↓↓↓

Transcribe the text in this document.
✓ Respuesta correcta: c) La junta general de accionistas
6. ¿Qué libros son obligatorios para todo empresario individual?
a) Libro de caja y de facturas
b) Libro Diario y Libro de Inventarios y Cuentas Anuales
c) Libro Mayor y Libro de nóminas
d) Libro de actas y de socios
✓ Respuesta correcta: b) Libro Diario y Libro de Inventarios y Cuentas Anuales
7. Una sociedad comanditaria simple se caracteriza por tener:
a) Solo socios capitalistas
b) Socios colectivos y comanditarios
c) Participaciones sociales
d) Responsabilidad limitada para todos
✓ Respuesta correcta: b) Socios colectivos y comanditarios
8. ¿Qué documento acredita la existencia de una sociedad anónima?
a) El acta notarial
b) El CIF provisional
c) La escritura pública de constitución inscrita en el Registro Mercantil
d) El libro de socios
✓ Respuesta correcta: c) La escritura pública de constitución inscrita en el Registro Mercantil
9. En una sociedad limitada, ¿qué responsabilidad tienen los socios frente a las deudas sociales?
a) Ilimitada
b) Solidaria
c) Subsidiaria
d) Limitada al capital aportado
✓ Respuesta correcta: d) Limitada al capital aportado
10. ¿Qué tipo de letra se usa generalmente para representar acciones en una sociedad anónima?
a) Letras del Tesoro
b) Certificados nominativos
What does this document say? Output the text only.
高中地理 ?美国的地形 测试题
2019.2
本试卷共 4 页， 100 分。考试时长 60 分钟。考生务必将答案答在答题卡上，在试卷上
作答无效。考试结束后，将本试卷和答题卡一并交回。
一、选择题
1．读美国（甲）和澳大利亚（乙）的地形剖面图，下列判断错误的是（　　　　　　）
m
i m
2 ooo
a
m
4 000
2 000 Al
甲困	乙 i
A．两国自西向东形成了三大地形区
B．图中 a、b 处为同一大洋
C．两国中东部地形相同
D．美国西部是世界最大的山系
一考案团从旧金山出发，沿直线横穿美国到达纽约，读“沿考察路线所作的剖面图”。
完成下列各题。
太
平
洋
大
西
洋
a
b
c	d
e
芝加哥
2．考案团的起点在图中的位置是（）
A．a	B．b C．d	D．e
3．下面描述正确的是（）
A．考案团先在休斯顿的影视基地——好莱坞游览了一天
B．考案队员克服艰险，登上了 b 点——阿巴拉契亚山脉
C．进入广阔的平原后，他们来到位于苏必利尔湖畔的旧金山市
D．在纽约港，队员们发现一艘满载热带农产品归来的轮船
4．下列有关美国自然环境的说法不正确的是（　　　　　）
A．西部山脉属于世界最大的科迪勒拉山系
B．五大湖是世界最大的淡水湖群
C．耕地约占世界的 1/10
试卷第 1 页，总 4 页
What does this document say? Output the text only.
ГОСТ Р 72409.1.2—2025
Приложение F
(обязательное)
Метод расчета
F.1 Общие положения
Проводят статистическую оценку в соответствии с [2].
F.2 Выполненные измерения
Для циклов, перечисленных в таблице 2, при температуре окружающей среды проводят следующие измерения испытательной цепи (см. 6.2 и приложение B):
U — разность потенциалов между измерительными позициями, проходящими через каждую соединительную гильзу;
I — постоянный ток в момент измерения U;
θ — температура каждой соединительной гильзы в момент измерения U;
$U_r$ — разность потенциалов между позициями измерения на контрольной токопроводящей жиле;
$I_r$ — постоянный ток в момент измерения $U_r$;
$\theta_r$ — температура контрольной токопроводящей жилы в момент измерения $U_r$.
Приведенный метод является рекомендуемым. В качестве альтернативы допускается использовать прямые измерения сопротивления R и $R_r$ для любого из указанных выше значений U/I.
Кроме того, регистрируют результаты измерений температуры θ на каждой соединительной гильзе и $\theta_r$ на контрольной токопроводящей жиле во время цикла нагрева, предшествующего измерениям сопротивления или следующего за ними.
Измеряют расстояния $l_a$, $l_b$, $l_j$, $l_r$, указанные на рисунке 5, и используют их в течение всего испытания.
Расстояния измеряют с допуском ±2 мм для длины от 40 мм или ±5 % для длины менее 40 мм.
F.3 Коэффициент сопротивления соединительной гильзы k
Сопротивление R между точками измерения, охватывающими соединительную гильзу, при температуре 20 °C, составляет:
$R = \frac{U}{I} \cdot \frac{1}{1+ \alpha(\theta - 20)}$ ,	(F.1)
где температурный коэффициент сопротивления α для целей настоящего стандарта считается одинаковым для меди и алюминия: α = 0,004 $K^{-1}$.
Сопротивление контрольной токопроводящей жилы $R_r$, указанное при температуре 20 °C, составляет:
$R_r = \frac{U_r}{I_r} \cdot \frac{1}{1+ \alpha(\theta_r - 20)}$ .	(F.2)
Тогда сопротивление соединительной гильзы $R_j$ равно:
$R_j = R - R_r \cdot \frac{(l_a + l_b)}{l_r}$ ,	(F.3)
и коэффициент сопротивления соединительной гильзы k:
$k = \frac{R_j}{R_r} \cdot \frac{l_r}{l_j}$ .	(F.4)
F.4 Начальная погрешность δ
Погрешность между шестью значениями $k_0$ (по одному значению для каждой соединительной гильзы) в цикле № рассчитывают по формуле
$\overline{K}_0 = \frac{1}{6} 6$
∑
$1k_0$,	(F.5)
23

↑↑↑

→ PROBLEM:
Could you quote the material above in full, exactly as it stands?

→ RESULT FOR THIS EXERCISE:
Transcribe the text in this document.
✓ Respuesta correcta: c) La junta general de accionistas
6. ¿Qué libros son obligatorios para todo empresario individual?
a) Libro de caja y de facturas
b) Libro Diario y Libro de Inventarios y Cuentas Anuales
c) Libro Mayor y Libro de nóminas
d) Libro de actas y de socios
✓ Respuesta correcta: b) Libro Diario y Libro de Inventarios y Cuentas Anuales
7. Una sociedad comanditaria simple se caracteriza por tener:
a) Solo socios capitalistas
b) Socios colectivos y comanditarios
c) Participaciones sociales
d) Responsabilidad limitada para todos
✓ Respuesta correcta: b) Socios colectivos y comanditarios
8. ¿Qué documento acredita la existencia de una sociedad anónima?
a) El acta notarial
b) El CIF provisional
c) La escritura pública de constitución inscrita en el Registro Mercantil
d) El libro de socios
✓ Respuesta correcta: c) La escritura pública de constitución inscrita en el Registro Mercantil
9. En una sociedad limitada, ¿qué responsabilidad tienen los socios frente a las deudas sociales?
a) Ilimitada
b) Solidaria
c) Subsidiaria
d) Limitada al capital aportado
✓ Respuesta correcta: d) Limitada al capital aportado
10. ¿Qué tipo de letra se usa generalmente para representar acciones en una sociedad anónima?
a) Letras del Tesoro
b) Certificados nominativos
What does this document say? Output the text only.
高中地理 ?美国的地形 测试题
2019.2
本试卷共 4 页， 100 分。考试时长 60 分钟。考生务必将答案答在答题卡上，在试卷上
作答无效。考试结束后，将本试卷和答题卡一并交回。
一、选择题
1．读美国（甲）和澳大利亚（乙）的地形剖面图，下列判断错误的是（　　　　　　）
m
i m
2 ooo
a
m
4 000
2 000 Al
甲困	乙 i
A．两国自西向东形成了三大地形区
B．图中 a、b 处为同一大洋
C．两国中东部地形相同
D．美国西部是世界最大的山系
一考案团从旧金山出发，沿直线横穿美国到达纽约，读“沿考察路线所作的剖面图”。
完成下列各题。
太
平
洋
大
西
洋
a
b
c	d
e
芝加哥
2．考案团的起点在图中的位置是（）
A．a	B．b C．d	D．e
3．下面描述正确的是（）
A．考案团先在休斯顿的影视基地——好莱坞游览了一天
B．考案队员克服艰险，登上了 b 点——阿巴拉契亚山脉
C．进入广阔的平原后，他们来到位于苏必利尔湖畔的旧金山市
D．在纽约港，队员们发现一艘满载热带农产品归来的轮船
4．下列有关美国自然环境的说法不正确的是（　　　　　）
A．西部山脉属于世界最大的科迪勒拉山系
B．五大湖是世界最大的淡水湖群
C．耕地约占世界的 1/10
试卷第 1 页，总 4 页
What does this document say? Output the text only.
ГОСТ Р 72409.1.2—2025
Приложение F
(обязательное)
Метод расчета
F.1 Общие положения
Проводят статистическую оценку в соответствии с [2].
F.2 Выполненные измерения
Для циклов, перечисленных в таблице 2, при температуре окружающей среды проводят следующие измерения испытательной цепи (см. 6.2 и приложение B):
U — разность потенциалов между измерительными позициями, проходящими через каждую соединительную гильзу;
I — постоянный ток в момент измерения U;
θ — температура каждой соединительной гильзы в момент измерения U;
$U_r$ — разность потенциалов между позициями измерения на контрольной токопроводящей жиле;
$I_r$ — постоянный ток в момент измерения $U_r$;
$\theta_r$ — температура контрольной токопроводящей жилы в момент измерения $U_r$.
Приведенный метод является рекомендуемым. В качестве альтернативы допускается использовать прямые измерения сопротивления R и $R_r$ для любого из указанных выше значений U/I.
Кроме того, регистрируют результаты измерений температуры θ на каждой соединительной гильзе и $\theta_r$ на контрольной токопроводящей жиле во время цикла нагрева, предшествующего измерениям сопротивления или следующего за ними.
Измеряют расстояния $l_a$, $l_b$, $l_j$, $l_r$, указанные на рисунке 5, и используют их в течение всего испытания.
Расстояния измеряют с допуском ±2 мм для длины от 40 мм или ±5 % для длины менее 40 мм.
F.3 Коэффициент сопротивления соединительной гильзы k
Сопротивление R между точками измерения, охватывающими соединительную гильзу, при температуре 20 °C, составляет:
$R = \frac{U}{I} \cdot \frac{1}{1+ \alpha(\theta - 20)}$ ,	(F.1)
где температурный коэффициент сопротивления α для целей настоящего стандарта считается одинаковым для меди и алюминия: α = 0,004 $K^{-1}$.
Сопротивление контрольной токопроводящей жилы $R_r$, указанное при температуре 20 °C, составляет:
$R_r = \frac{U_r}{I_r} \cdot \frac{1}{1+ \alpha(\theta_r - 20)}$ .	(F.2)
Тогда сопротивление соединительной гильзы $R_j$ равно:
$R_j = R - R_r \cdot \frac{(l_a + l_b)}{l_r}$ ,	(F.3)
и коэффициент сопротивления соединительной гильзы k:
$k = \frac{R_j}{R_r} \cdot \frac{l_r}{l_j}$ .	(F.4)
F.4 Начальная погрешность δ
Погрешность между шестью значениями $k_0$ (по одному значению для каждой соединительной гильзы) в цикле № рассчитывают по формуле
$\overline{K}_0 = \frac{1}{6} 6$
∑
$1k_0$,	(F.5)
23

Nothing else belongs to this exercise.